**Data for this exercise:**

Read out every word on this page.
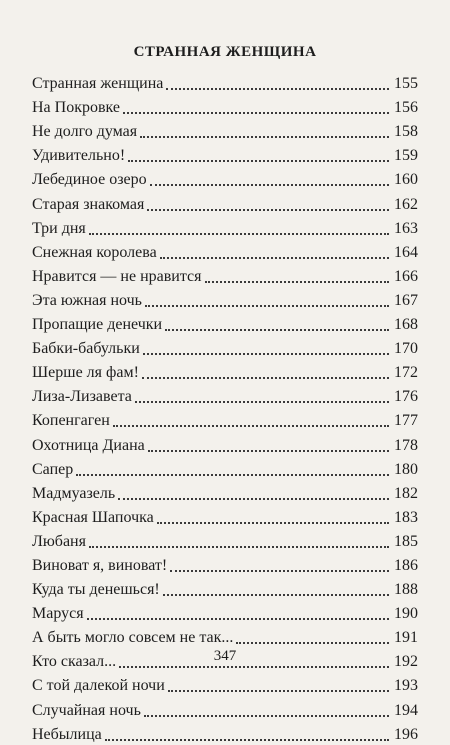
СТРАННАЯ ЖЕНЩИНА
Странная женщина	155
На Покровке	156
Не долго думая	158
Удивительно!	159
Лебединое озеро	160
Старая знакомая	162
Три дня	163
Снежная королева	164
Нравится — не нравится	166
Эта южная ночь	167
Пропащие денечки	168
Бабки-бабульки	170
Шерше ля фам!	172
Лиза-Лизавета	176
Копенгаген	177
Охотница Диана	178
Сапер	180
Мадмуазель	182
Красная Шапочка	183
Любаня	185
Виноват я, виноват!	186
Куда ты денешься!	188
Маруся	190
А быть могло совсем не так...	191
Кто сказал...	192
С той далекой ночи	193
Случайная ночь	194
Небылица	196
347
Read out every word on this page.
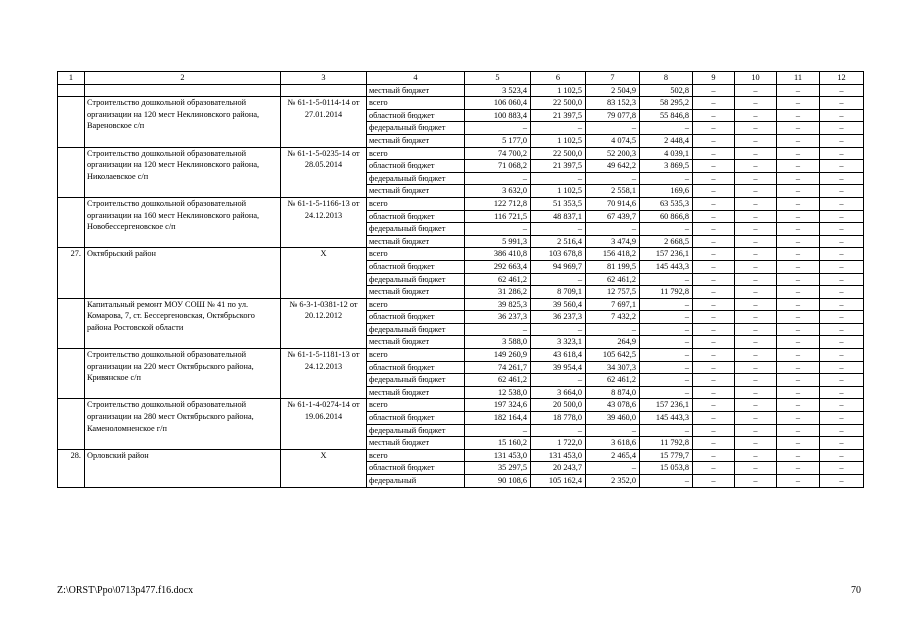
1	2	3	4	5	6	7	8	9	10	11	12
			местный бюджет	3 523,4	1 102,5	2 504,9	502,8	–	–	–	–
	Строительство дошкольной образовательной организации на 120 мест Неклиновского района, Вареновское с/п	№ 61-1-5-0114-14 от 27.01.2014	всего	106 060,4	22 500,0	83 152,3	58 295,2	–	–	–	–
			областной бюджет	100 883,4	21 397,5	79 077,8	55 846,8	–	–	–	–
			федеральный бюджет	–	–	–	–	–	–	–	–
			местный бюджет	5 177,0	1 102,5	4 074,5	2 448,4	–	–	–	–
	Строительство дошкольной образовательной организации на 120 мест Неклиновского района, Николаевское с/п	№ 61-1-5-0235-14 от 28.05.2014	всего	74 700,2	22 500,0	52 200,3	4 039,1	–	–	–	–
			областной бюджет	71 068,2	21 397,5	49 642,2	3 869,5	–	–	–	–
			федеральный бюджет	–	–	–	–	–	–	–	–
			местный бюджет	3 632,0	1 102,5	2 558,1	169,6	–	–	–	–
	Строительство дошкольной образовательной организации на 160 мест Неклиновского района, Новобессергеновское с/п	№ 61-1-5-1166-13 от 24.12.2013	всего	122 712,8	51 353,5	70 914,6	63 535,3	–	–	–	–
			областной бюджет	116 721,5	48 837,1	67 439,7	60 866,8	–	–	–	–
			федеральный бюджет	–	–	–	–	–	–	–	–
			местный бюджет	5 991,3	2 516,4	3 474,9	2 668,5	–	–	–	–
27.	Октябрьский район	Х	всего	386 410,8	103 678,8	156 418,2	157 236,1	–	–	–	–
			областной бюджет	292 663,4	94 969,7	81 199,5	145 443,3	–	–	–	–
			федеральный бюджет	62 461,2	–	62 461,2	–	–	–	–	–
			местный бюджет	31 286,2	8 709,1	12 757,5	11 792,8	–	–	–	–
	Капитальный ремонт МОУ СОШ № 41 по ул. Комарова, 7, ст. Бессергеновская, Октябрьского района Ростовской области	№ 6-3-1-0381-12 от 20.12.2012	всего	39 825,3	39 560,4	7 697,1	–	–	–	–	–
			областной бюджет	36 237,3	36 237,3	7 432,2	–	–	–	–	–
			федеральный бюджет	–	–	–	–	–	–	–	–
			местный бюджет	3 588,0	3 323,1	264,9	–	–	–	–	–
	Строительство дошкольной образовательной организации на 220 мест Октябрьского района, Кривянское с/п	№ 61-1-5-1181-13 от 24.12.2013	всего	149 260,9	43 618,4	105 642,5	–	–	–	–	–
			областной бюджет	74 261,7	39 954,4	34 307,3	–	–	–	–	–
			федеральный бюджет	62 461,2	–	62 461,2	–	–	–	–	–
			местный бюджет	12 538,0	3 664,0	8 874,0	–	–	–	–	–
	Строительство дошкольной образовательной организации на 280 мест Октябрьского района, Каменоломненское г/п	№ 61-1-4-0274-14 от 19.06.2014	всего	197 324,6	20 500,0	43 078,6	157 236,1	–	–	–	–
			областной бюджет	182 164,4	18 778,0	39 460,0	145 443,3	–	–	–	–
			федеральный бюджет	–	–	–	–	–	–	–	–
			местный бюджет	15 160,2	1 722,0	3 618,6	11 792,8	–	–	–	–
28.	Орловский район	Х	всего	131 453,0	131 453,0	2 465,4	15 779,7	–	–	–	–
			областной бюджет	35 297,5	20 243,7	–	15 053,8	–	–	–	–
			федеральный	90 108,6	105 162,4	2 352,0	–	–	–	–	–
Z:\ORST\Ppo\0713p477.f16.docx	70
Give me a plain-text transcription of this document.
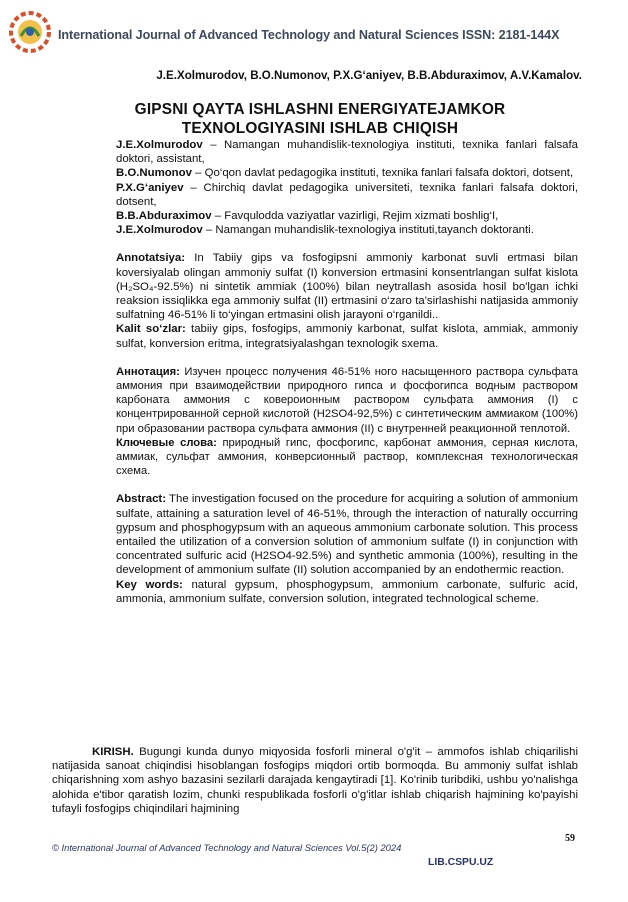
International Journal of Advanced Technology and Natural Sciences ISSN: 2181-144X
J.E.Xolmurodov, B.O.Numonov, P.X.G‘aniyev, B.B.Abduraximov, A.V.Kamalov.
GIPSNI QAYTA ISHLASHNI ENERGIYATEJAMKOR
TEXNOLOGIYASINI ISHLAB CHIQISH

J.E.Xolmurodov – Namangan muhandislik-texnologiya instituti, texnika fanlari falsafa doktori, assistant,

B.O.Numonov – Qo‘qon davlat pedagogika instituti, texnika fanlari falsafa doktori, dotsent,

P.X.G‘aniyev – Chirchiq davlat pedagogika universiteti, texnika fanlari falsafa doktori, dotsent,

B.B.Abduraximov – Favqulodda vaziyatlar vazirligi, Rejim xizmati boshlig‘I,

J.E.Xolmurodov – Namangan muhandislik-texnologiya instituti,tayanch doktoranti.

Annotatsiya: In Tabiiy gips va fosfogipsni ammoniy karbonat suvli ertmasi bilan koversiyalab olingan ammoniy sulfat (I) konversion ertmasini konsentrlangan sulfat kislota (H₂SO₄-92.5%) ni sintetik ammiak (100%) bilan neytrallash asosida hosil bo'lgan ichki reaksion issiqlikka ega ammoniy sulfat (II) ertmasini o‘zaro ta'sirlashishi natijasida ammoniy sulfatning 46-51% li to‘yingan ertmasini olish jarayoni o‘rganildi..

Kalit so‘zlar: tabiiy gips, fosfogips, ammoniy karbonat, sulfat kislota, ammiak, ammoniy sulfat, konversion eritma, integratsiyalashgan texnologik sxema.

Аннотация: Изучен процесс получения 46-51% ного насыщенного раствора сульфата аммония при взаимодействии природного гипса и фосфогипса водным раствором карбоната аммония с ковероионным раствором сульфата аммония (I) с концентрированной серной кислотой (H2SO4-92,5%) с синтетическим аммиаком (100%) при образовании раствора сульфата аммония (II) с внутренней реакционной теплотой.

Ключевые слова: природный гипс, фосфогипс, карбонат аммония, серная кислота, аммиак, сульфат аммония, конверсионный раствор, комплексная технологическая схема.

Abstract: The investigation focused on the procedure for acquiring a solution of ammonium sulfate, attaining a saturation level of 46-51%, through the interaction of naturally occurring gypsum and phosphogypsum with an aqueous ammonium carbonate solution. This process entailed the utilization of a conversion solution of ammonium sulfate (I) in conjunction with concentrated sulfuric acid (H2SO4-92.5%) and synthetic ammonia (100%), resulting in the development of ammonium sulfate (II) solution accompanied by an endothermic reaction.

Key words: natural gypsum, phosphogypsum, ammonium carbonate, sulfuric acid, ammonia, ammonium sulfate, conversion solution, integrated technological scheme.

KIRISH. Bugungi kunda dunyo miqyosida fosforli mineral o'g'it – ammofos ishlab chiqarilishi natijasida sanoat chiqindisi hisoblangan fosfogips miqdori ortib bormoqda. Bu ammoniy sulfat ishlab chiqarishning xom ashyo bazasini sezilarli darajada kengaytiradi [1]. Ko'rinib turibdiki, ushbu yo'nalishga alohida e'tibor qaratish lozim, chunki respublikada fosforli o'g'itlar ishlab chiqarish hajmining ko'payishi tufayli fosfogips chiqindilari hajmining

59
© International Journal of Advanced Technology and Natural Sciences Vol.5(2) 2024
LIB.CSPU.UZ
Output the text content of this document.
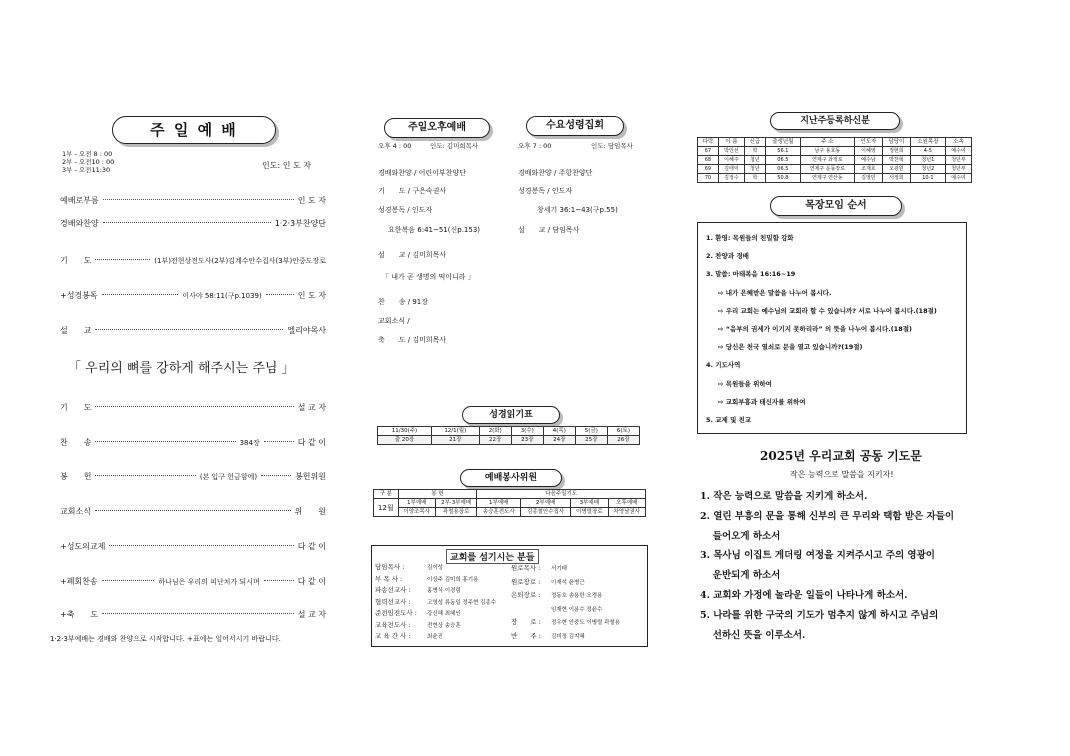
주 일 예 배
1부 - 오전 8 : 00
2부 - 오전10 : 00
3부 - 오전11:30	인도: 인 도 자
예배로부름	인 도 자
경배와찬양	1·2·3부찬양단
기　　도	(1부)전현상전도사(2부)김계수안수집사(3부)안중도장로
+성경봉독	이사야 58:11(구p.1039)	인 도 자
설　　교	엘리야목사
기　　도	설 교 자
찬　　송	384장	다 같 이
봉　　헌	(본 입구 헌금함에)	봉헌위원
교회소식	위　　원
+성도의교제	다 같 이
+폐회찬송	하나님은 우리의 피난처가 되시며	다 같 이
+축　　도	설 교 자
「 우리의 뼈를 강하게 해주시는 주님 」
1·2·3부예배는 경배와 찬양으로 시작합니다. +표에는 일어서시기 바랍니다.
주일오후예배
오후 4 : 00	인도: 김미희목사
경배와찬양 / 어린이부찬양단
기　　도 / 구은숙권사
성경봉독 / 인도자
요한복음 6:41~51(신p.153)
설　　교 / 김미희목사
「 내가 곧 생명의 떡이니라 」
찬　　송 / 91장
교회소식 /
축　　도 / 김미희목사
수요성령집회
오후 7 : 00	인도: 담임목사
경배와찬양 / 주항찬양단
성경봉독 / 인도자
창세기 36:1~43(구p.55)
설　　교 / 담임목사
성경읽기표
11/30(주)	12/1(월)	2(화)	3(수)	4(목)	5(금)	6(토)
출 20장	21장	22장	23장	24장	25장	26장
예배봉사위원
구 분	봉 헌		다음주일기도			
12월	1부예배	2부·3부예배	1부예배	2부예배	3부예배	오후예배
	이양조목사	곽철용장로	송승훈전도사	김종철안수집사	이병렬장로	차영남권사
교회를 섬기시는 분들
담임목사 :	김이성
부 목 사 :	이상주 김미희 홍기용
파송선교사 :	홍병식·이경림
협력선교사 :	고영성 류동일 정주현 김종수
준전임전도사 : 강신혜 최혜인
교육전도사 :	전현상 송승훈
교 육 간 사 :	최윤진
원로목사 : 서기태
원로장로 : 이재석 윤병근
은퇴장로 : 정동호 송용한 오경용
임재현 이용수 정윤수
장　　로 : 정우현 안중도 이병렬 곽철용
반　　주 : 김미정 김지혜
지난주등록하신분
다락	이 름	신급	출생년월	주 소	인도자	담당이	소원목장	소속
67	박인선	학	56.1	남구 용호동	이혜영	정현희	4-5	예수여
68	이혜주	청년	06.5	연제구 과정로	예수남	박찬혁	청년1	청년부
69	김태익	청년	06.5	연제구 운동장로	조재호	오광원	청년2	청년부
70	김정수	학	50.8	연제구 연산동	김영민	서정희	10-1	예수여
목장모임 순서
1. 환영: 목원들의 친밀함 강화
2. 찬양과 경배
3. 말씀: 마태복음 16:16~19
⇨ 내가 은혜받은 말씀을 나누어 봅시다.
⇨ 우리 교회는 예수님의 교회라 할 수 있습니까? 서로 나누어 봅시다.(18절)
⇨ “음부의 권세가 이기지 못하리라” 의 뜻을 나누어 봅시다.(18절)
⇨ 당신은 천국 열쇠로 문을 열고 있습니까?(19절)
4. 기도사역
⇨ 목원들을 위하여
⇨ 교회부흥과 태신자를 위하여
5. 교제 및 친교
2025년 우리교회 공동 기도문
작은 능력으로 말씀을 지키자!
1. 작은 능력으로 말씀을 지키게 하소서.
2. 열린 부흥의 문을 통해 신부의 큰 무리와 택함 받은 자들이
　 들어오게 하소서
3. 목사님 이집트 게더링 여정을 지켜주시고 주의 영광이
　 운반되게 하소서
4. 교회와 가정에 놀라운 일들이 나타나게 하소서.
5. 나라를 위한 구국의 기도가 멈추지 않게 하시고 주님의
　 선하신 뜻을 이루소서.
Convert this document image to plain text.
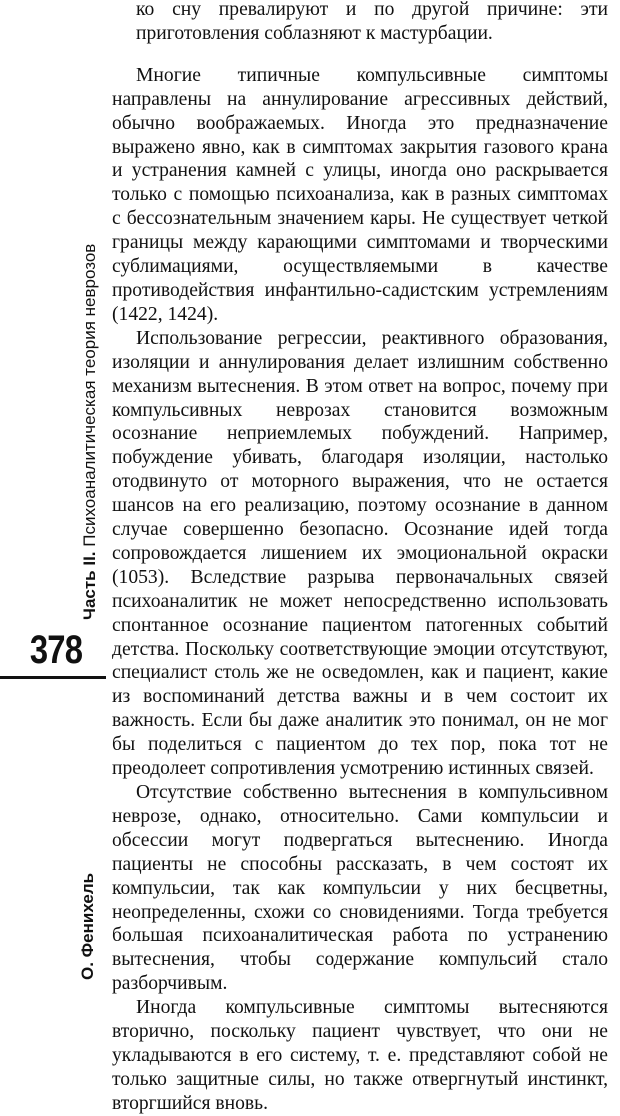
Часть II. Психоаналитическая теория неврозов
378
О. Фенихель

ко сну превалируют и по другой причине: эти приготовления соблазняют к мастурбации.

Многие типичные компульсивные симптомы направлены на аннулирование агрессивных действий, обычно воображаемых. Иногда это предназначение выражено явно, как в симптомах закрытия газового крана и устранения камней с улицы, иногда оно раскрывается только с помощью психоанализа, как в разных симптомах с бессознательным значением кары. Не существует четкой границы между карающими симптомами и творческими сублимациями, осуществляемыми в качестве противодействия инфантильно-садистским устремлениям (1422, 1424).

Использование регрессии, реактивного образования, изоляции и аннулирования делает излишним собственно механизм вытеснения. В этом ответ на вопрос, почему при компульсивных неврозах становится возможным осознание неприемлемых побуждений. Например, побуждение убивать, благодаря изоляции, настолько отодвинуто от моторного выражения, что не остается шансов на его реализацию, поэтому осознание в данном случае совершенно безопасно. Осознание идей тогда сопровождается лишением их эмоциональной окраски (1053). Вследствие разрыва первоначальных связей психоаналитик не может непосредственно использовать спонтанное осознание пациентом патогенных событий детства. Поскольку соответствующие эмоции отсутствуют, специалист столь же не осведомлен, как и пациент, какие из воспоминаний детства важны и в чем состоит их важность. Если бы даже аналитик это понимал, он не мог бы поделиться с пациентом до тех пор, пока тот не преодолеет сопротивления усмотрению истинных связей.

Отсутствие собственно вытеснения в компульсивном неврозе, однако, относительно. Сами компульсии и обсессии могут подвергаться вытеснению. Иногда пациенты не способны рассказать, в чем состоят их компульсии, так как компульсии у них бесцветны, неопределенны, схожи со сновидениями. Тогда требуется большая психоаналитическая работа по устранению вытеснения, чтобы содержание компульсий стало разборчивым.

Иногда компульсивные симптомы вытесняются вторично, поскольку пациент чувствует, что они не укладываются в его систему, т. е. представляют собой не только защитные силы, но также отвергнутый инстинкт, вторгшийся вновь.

**What you have to do:** Look through the material above. Copy each line where the word "davlat" appears.

**Answer to the problem:**
B.O.Numonov – Qo‘qon davlat pedagogika instituti, texnika fanlari falsafa doktori, dotsent,
P.X.G‘aniyev – Chirchiq davlat pedagogika universiteti, texnika fanlari falsafa doktori, dotsent,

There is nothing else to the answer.